═══ THE INPUT ═══

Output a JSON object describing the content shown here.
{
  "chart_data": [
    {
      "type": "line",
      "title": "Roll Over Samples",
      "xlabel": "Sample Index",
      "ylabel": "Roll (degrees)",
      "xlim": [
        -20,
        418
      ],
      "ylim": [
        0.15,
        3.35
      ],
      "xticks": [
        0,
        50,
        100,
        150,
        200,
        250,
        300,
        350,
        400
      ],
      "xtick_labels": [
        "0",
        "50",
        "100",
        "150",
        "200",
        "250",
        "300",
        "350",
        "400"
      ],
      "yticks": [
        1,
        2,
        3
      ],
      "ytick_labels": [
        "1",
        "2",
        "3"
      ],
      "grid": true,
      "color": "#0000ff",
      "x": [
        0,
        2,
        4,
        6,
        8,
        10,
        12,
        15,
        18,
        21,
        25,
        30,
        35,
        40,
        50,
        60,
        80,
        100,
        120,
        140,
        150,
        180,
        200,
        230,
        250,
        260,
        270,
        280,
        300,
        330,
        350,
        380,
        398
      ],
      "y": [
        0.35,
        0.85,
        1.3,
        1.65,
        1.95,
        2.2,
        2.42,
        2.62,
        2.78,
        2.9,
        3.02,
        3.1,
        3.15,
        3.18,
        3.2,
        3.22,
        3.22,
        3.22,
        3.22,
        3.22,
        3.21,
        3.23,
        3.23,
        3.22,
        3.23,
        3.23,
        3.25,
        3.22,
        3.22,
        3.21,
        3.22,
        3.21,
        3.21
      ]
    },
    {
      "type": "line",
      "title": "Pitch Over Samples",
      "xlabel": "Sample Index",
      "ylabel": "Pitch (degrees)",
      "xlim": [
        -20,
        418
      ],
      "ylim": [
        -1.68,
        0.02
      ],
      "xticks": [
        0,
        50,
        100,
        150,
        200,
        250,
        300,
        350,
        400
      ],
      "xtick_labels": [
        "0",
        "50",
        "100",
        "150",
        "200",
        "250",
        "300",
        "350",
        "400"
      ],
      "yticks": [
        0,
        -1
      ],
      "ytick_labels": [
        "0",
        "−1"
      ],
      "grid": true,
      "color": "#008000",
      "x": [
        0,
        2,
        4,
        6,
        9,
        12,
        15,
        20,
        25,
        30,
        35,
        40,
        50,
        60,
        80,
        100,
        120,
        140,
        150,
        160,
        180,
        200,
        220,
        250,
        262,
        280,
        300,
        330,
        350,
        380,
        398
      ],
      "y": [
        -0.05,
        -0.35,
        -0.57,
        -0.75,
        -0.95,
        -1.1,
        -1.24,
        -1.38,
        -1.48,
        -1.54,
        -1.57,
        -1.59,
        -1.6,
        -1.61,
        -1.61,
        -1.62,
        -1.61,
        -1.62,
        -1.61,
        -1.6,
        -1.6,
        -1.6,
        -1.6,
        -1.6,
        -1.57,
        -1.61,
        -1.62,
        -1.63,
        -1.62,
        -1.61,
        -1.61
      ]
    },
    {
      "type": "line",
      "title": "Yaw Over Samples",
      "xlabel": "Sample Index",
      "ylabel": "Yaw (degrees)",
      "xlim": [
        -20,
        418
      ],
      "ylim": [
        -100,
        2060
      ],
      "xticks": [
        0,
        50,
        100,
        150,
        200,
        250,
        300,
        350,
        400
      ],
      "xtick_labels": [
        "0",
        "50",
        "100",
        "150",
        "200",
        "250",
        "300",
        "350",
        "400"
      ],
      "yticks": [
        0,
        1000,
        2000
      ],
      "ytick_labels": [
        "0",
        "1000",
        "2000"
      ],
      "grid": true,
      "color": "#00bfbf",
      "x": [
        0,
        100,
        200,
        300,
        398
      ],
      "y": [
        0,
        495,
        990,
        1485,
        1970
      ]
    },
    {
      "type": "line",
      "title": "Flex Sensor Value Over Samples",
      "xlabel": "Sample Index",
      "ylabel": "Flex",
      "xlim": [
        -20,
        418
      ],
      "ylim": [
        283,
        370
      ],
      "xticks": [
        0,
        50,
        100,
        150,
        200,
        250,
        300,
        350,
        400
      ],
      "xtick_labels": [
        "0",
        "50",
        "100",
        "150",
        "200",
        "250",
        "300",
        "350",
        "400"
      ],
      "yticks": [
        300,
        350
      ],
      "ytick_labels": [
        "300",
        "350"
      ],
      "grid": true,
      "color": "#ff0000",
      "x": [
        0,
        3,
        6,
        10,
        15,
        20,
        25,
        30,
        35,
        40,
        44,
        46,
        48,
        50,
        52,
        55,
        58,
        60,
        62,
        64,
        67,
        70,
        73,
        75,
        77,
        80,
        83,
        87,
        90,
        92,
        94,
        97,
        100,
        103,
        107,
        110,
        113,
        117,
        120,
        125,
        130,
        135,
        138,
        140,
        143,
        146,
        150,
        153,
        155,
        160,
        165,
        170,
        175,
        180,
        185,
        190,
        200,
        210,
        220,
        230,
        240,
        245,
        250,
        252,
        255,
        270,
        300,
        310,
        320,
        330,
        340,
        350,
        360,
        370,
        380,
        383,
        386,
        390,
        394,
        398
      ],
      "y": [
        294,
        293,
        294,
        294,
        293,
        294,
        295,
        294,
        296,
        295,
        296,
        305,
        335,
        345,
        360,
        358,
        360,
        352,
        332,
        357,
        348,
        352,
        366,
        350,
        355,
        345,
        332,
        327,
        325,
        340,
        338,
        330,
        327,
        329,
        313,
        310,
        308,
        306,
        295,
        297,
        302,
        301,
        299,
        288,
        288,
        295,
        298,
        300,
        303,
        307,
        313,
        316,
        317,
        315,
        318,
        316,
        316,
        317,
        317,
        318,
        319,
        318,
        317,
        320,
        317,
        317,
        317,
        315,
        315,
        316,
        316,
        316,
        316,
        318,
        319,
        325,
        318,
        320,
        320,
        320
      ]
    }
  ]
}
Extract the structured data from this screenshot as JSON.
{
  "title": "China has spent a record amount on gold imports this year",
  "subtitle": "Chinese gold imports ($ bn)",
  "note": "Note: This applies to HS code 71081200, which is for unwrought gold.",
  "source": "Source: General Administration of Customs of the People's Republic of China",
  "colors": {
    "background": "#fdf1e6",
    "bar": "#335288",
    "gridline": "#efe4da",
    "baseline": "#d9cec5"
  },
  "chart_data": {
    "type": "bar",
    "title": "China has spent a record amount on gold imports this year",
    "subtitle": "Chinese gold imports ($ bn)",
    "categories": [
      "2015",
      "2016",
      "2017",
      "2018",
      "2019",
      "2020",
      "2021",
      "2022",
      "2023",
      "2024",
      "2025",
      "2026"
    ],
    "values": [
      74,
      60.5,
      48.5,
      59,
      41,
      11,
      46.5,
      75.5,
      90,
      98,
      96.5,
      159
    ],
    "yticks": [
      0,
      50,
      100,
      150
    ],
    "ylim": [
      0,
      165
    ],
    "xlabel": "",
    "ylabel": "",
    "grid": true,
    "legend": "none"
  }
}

═══
═══ THE INPUT ═══

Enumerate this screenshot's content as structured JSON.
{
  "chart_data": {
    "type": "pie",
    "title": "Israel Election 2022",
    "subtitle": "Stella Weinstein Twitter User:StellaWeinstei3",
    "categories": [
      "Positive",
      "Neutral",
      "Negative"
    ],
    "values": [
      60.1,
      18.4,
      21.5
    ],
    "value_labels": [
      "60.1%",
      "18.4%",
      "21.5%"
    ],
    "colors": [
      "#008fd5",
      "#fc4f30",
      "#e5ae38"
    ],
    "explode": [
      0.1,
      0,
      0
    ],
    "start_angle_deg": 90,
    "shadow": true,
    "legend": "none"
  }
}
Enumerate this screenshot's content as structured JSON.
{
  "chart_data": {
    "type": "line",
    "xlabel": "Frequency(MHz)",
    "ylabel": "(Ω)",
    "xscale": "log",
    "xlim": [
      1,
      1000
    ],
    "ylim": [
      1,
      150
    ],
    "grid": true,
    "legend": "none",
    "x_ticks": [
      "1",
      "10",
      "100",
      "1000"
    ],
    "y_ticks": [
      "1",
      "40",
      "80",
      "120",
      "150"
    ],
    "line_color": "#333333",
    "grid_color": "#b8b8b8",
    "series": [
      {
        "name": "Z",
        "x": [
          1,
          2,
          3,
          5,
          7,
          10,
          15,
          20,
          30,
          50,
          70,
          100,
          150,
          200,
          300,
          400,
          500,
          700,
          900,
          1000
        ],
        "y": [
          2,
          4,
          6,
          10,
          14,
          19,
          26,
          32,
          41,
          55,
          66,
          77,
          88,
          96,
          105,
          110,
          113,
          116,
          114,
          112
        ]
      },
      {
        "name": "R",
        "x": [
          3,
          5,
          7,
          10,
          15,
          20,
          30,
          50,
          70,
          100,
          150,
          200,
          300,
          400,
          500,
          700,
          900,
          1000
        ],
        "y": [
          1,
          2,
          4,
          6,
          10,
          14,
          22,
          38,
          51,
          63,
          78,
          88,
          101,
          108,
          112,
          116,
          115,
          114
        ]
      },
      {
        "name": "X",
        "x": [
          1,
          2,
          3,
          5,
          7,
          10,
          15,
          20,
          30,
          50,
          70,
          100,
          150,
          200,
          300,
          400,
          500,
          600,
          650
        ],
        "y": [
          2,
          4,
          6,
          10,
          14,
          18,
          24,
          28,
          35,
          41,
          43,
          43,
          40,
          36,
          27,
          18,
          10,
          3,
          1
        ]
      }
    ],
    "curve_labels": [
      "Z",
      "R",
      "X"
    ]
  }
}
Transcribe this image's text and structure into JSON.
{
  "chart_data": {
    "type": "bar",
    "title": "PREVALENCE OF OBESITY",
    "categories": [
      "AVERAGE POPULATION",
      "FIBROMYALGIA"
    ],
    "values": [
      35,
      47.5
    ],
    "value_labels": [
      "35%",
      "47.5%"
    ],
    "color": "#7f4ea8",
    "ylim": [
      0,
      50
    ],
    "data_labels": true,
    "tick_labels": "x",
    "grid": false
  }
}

═══

PROBLEM ▸ Look through the entries above; copy every line holding the string "Over".

RESULT BELOW ▸
      "title": "Roll Over Samples",
      "title": "Pitch Over Samples",
      "title": "Yaw Over Samples",
      "title": "Flex Sensor Value Over Samples",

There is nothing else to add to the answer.